Aim of the exercise: Show only lines that include "image".

[Begin]

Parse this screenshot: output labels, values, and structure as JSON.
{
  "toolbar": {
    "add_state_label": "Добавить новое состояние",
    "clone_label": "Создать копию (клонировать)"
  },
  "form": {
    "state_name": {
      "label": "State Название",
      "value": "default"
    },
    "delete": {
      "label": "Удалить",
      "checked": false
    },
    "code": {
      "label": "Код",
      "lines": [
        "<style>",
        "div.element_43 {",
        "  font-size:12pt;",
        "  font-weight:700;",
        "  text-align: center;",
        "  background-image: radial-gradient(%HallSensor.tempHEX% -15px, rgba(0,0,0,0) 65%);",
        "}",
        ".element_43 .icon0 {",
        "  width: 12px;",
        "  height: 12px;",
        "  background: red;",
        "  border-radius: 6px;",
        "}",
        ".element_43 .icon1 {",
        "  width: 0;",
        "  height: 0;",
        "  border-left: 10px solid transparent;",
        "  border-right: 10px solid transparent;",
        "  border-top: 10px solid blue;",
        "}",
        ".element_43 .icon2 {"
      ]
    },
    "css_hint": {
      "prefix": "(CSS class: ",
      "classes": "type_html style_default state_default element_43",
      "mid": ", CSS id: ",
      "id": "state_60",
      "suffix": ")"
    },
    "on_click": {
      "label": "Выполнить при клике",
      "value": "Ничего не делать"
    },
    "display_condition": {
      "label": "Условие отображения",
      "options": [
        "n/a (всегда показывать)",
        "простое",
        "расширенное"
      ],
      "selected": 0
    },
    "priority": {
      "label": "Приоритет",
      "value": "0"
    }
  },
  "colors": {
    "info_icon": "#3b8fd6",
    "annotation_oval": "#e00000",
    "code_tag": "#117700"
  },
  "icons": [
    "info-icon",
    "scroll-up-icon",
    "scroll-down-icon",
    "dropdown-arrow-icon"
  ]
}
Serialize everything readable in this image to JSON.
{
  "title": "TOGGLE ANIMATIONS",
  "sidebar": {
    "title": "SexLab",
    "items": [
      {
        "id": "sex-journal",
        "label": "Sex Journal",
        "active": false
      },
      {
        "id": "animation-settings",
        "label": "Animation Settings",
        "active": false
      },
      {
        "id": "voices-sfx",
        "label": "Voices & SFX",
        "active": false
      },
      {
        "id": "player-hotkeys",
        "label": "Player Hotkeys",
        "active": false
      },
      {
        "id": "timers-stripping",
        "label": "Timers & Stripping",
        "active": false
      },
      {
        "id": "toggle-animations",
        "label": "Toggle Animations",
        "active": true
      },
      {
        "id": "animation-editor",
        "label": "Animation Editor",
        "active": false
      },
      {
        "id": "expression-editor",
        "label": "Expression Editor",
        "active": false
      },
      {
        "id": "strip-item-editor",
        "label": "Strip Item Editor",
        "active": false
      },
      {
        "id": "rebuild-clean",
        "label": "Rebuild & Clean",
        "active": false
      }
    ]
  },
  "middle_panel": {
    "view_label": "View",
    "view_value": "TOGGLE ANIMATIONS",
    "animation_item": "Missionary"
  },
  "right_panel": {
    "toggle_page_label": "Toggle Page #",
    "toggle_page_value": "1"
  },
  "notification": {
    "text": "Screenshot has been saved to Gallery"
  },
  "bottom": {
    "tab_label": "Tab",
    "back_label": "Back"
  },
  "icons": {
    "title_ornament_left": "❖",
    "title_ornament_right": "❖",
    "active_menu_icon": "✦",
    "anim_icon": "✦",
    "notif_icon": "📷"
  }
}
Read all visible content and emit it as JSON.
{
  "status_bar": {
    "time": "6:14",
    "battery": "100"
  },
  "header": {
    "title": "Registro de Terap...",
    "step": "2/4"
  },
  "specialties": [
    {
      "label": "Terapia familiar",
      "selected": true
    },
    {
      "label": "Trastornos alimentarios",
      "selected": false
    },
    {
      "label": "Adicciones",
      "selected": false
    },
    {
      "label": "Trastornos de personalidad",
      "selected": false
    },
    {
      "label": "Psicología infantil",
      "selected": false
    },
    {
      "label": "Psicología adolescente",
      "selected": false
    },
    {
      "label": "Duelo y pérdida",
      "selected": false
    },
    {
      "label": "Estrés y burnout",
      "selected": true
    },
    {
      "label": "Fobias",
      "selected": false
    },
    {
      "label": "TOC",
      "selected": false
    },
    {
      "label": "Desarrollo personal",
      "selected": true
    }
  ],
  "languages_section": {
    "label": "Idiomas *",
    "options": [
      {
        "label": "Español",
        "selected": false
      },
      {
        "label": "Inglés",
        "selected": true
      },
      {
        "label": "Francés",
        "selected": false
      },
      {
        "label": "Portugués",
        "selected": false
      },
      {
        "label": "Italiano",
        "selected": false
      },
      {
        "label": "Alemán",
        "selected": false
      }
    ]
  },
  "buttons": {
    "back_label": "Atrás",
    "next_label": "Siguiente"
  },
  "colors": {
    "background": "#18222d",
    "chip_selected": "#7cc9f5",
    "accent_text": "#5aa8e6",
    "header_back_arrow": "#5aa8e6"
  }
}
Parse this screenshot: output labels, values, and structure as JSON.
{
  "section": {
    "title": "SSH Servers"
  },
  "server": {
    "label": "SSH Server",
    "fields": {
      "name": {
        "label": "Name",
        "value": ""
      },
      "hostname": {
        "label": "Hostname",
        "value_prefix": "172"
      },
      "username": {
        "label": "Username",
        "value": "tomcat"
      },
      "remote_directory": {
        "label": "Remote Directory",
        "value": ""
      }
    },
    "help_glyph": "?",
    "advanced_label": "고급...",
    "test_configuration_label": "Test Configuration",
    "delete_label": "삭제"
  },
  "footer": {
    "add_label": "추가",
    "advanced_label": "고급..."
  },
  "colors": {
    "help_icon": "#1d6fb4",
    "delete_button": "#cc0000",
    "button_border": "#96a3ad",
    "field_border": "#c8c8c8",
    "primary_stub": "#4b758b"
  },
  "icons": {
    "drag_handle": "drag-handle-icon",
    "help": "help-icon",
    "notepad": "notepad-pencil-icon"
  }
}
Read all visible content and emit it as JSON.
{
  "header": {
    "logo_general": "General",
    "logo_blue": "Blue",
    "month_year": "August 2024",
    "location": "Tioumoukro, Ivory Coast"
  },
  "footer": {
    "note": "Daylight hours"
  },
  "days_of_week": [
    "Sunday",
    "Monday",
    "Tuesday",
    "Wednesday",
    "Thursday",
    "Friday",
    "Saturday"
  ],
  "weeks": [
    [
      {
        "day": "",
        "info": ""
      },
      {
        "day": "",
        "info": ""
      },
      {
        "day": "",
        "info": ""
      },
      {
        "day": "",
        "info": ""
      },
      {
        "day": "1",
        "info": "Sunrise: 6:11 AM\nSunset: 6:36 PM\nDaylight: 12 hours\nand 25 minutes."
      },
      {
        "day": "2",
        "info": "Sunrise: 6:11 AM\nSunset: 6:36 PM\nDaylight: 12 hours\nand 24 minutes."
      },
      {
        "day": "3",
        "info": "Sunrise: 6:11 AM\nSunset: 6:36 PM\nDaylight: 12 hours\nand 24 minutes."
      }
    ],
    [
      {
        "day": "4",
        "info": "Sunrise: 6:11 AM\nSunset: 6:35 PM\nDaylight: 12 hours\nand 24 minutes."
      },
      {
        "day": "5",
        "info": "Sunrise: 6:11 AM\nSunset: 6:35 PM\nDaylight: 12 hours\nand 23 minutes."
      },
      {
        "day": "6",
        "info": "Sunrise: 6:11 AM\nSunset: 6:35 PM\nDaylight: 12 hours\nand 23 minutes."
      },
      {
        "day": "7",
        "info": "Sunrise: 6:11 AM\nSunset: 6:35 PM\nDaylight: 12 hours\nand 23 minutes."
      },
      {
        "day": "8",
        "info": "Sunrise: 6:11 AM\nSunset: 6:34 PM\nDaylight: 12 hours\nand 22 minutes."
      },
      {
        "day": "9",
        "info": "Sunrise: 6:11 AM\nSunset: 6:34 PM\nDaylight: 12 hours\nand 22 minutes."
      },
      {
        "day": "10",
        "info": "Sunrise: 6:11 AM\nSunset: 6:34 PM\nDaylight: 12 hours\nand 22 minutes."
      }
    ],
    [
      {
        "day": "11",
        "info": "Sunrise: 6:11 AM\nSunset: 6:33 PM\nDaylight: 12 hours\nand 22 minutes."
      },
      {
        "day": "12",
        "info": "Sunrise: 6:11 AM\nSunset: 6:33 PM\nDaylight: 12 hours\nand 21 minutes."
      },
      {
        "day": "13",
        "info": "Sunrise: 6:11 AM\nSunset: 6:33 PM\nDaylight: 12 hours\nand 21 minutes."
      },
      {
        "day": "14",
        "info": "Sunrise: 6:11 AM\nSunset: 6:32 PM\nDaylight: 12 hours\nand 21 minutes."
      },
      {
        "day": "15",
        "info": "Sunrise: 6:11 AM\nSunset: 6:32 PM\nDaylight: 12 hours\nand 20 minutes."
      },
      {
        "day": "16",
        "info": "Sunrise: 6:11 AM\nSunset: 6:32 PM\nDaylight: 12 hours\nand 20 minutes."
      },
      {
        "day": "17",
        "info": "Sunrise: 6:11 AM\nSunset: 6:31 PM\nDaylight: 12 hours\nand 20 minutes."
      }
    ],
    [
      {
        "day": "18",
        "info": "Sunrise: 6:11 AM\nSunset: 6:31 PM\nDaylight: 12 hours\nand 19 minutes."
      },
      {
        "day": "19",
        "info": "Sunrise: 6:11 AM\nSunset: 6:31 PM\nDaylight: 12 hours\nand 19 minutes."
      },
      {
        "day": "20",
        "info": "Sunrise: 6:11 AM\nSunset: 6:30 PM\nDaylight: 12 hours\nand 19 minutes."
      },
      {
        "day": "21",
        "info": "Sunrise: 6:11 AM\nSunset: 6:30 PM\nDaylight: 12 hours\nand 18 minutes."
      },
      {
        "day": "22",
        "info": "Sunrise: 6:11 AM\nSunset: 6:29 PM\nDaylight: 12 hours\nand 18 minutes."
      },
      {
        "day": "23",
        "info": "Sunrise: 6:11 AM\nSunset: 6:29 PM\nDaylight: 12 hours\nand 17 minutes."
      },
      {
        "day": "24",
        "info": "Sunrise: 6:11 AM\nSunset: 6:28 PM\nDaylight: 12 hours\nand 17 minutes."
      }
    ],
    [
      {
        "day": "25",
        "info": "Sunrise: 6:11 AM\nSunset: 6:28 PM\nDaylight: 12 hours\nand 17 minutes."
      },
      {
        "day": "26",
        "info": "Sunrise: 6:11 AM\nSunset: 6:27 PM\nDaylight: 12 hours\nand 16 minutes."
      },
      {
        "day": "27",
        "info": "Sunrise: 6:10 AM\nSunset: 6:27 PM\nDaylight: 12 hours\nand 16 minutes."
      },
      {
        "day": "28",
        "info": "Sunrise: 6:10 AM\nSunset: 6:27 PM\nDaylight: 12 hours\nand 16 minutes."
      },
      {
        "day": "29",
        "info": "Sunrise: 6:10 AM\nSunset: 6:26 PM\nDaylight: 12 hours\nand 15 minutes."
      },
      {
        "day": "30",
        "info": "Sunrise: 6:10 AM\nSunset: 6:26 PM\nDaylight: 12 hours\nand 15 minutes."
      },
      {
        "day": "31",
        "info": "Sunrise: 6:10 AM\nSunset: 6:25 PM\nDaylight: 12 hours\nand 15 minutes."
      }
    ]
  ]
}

[End]

Answer to the exercise:
        "  background-image: radial-gradient(%HallSensor.tempHEX% -15px, rgba(0,0,0,0) 65%);",
Serialize everything readable in this image to JSON.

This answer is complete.